### Tekst do przeczytania

Jeżeli Bóg, jakiego znamy z Pisma Świętego jest Bogiem nieskończenie dobrym, to dlaczego na świecie wciąż istnieje tyle cierpienia? Każdy chrześcijanin wierzy, iż Bóg jest miłosierny, gdyż ma moc i władzę czynić wszystko czego zapragnie. Nie jest w żaden sposób ograniczony a jego mądrość jest powodem, dla którego zawsze wie co dla człowieka jest w danej chwili najlepsze.

Pozwól, że przytoczę pewną historię:

Fryzjer rozmawia ze swoim klientem i mówi do niego:
– Bóg nie istnieje, bo gdyby istniał nie pozwolił by na morderstwa,
cierpienie i całe to zło na świecie.
Klient następnego dnia wrócił z kolegą, który miał długie włosy i odpowiedział:
– Wiesz co? Fryzjerzy nie istnieją!

######
### Wybrane wpisy

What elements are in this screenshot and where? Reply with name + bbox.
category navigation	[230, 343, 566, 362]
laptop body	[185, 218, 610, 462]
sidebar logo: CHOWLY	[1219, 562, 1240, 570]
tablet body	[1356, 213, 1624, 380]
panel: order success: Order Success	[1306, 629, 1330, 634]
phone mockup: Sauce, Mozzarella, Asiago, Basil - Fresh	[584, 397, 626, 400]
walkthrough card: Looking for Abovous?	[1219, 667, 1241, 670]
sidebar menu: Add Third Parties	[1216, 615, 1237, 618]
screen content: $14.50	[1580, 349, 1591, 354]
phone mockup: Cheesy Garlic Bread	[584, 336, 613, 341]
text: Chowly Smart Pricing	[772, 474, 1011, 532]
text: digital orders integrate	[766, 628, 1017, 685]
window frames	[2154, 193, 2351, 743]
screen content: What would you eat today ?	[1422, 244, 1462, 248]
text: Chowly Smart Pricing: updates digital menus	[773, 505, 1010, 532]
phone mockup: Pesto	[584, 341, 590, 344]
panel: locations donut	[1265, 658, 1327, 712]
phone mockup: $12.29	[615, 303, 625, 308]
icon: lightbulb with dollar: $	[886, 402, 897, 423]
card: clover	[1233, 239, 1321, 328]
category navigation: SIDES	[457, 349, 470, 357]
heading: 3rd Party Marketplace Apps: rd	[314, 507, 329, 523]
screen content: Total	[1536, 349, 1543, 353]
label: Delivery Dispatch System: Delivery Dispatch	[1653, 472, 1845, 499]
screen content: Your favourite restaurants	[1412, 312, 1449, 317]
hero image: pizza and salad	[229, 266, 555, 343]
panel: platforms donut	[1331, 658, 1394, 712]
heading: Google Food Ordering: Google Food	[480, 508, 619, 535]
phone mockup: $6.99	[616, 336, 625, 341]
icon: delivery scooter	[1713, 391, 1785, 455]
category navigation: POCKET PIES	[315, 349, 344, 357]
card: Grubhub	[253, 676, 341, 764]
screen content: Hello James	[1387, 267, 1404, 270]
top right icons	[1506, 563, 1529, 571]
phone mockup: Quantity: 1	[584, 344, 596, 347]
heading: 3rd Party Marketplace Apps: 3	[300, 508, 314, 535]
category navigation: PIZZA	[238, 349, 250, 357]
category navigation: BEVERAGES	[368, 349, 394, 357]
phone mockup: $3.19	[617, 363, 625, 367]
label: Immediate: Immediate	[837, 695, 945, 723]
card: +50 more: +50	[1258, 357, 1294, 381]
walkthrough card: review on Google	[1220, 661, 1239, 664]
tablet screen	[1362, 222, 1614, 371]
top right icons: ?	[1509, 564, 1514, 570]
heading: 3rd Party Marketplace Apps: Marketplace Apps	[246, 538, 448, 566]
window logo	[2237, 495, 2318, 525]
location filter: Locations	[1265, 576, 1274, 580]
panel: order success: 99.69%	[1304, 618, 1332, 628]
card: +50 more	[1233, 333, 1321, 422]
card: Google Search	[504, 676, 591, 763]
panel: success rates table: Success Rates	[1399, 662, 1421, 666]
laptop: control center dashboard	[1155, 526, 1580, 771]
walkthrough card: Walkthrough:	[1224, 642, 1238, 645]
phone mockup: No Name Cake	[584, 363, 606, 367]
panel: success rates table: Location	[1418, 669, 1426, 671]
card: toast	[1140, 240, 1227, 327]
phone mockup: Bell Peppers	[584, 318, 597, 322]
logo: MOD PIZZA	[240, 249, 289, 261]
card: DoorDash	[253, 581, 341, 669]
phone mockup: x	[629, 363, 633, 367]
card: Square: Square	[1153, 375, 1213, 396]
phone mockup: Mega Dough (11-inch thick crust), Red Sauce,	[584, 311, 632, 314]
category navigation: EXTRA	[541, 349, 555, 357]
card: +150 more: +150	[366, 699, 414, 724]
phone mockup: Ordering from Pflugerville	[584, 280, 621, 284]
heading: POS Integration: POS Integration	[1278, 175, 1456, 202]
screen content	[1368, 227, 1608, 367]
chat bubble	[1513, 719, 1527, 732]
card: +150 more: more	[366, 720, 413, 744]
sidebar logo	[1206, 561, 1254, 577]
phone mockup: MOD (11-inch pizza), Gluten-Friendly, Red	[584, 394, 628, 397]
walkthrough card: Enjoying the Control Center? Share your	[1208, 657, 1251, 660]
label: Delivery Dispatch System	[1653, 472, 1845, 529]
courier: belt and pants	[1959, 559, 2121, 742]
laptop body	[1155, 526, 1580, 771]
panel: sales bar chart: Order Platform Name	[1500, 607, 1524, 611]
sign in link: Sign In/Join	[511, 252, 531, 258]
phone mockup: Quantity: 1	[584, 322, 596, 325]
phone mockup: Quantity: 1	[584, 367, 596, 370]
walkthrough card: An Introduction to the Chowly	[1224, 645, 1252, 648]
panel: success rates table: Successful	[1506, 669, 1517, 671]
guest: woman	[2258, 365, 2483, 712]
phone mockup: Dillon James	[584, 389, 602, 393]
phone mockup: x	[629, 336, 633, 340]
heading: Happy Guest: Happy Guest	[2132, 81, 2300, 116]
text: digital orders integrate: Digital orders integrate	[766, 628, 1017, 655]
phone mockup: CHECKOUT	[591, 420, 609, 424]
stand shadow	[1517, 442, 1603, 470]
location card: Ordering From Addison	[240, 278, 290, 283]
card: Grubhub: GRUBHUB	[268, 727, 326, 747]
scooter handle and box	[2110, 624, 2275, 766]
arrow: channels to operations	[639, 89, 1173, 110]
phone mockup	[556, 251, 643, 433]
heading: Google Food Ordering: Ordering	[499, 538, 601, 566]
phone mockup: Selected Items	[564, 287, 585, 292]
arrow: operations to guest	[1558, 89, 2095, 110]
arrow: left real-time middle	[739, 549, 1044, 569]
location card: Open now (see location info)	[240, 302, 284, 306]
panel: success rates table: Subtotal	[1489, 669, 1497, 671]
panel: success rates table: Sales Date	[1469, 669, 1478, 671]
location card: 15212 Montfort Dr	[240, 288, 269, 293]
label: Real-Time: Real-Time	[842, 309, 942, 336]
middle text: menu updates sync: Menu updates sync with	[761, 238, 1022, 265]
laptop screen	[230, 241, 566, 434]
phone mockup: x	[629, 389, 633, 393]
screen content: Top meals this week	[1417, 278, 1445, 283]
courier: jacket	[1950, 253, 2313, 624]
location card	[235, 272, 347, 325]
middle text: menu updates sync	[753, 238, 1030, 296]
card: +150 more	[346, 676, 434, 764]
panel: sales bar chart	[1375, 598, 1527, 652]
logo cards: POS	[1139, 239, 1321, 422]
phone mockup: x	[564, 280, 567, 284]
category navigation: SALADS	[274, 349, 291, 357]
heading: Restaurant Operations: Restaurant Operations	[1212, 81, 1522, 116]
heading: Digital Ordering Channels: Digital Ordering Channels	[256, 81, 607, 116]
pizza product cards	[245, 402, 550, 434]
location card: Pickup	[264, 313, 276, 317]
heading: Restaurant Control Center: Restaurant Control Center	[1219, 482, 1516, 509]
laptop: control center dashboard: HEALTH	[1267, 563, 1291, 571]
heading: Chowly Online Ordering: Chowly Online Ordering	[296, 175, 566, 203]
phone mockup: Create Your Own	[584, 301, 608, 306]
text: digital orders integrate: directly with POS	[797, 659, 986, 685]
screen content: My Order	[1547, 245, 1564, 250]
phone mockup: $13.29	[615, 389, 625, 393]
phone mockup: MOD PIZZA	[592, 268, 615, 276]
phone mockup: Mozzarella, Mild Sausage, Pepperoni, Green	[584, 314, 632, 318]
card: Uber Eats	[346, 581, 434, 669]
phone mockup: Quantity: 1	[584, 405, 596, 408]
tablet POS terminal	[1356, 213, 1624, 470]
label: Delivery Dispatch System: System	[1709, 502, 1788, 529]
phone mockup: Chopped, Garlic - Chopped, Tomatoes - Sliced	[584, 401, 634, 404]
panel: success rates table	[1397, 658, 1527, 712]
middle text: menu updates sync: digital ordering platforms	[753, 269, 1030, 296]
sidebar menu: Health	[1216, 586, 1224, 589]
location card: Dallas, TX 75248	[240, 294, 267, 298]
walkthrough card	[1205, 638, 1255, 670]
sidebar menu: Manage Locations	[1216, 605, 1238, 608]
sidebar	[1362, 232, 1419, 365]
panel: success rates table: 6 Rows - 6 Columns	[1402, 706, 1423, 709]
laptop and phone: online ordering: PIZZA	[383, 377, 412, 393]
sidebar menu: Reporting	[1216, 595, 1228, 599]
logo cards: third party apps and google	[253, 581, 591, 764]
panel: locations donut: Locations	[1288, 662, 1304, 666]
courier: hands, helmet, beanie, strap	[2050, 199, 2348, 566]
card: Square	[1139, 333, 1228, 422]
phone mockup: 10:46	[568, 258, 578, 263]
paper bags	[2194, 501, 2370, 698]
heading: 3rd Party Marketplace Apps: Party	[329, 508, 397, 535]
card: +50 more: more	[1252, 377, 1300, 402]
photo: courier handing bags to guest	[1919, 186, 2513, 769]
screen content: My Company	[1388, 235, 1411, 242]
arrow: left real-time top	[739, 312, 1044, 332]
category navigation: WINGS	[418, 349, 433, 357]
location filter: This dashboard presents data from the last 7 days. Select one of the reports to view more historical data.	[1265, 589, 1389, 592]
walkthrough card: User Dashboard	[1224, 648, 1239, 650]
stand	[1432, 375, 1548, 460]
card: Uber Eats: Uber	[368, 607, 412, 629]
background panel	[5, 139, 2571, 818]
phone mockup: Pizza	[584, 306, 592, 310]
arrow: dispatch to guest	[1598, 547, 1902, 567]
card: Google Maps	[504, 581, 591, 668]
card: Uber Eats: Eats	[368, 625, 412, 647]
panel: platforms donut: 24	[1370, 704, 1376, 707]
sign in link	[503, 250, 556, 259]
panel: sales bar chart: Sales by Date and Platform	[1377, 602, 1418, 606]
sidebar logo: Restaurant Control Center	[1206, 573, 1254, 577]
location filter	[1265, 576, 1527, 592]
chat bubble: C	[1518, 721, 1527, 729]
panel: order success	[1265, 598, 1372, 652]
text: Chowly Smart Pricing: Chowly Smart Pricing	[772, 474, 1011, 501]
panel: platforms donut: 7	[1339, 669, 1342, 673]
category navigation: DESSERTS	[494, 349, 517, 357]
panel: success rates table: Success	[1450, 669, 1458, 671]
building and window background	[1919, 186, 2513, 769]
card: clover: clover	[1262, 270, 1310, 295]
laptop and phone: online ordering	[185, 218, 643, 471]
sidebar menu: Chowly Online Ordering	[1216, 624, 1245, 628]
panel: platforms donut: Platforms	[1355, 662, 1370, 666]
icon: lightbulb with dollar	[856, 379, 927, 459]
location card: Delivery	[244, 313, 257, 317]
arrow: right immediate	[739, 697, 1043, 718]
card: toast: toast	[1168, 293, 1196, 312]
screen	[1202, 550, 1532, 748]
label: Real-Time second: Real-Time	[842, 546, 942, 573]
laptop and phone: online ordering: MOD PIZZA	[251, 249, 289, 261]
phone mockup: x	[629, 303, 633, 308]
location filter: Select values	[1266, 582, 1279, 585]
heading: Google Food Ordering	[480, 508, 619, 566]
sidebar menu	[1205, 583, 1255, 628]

######

■ **Zadania**:
1 – Z kim klient wrócił następnego dnia do fryzjera w tekście o Bogu i cierpieniu?
2 – Przepisz wiernie fragment tekstu o Bogu i cierpieniu: zacznij od słów „Jeżeli Bóg, jakiego” i zakończ po słowach „Fryzjerzy nie istnieją!”.

■ **Odpowiedzi pisemne**:
1 – Z kolegą, który miał długie włosy.

2 –
Jeżeli Bóg, jakiego znamy z Pisma Świętego jest Bogiem nieskończenie dobrym, to dlaczego na świecie wciąż istnieje tyle cierpienia? Każdy chrześcijanin wierzy, iż Bóg jest miłosierny, gdyż ma moc i władzę czynić wszystko czego zapragnie. Nie jest w żaden sposób ograniczony a jego mądrość jest powodem, dla którego zawsze wie co dla człowieka jest w danej chwili najlepsze.

Pozwól, że przytoczę pewną historię:

Fryzjer rozmawia ze swoim klientem i mówi do niego:
– Bóg nie istnieje, bo gdyby istniał nie pozwolił by na morderstwa,
cierpienie i całe to zło na świecie.
Klient następnego dnia wrócił z kolegą, który miał długie włosy i odpowiedział:
– Wiesz co? Fryzjerzy nie istnieją!